> _Description of the task_: When responding, copy every record below exactly as it appears.

> _Dataset content_:
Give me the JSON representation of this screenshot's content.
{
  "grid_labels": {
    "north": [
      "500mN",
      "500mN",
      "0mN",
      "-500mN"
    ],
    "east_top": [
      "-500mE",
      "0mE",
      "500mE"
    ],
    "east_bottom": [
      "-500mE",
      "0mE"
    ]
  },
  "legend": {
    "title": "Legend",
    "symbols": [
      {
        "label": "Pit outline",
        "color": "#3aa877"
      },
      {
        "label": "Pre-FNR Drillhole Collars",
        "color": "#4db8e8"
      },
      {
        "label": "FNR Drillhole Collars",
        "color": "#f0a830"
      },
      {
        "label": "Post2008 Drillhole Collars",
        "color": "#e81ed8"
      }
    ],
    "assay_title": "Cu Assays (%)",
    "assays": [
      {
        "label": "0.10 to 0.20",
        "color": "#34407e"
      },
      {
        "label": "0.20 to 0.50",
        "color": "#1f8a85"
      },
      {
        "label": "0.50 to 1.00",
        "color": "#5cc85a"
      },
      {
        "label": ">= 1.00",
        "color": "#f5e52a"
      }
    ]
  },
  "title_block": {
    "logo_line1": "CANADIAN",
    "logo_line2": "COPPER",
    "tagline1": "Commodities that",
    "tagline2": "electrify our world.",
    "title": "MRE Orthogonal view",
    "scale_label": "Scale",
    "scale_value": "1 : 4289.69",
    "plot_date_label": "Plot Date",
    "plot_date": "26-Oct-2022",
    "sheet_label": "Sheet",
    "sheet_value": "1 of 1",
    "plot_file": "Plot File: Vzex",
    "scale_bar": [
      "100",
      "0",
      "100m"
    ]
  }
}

> _Answer area_:
Give me the JSON representation of this screenshot's content.
{
  "grid_labels": {
    "north": [
      "500mN",
      "500mN",
      "0mN",
      "-500mN"
    ],
    "east_top": [
      "-500mE",
      "0mE",
      "500mE"
    ],
    "east_bottom": [
      "-500mE",
      "0mE"
    ]
  },
  "legend": {
    "title": "Legend",
    "symbols": [
      {
        "label": "Pit outline",
        "color": "#3aa877"
      },
      {
        "label": "Pre-FNR Drillhole Collars",
        "color": "#4db8e8"
      },
      {
        "label": "FNR Drillhole Collars",
        "color": "#f0a830"
      },
      {
        "label": "Post2008 Drillhole Collars",
        "color": "#e81ed8"
      }
    ],
    "assay_title": "Cu Assays (%)",
    "assays": [
      {
        "label": "0.10 to 0.20",
        "color": "#34407e"
      },
      {
        "label": "0.20 to 0.50",
        "color": "#1f8a85"
      },
      {
        "label": "0.50 to 1.00",
        "color": "#5cc85a"
      },
      {
        "label": ">= 1.00",
        "color": "#f5e52a"
      }
    ]
  },
  "title_block": {
    "logo_line1": "CANADIAN",
    "logo_line2": "COPPER",
    "tagline1": "Commodities that",
    "tagline2": "electrify our world.",
    "title": "MRE Orthogonal view",
    "scale_label": "Scale",
    "scale_value": "1 : 4289.69",
    "plot_date_label": "Plot Date",
    "plot_date": "26-Oct-2022",
    "sheet_label": "Sheet",
    "sheet_value": "1 of 1",
    "plot_file": "Plot File: Vzex",
    "scale_bar": [
      "100",
      "0",
      "100m"
    ]
  }
}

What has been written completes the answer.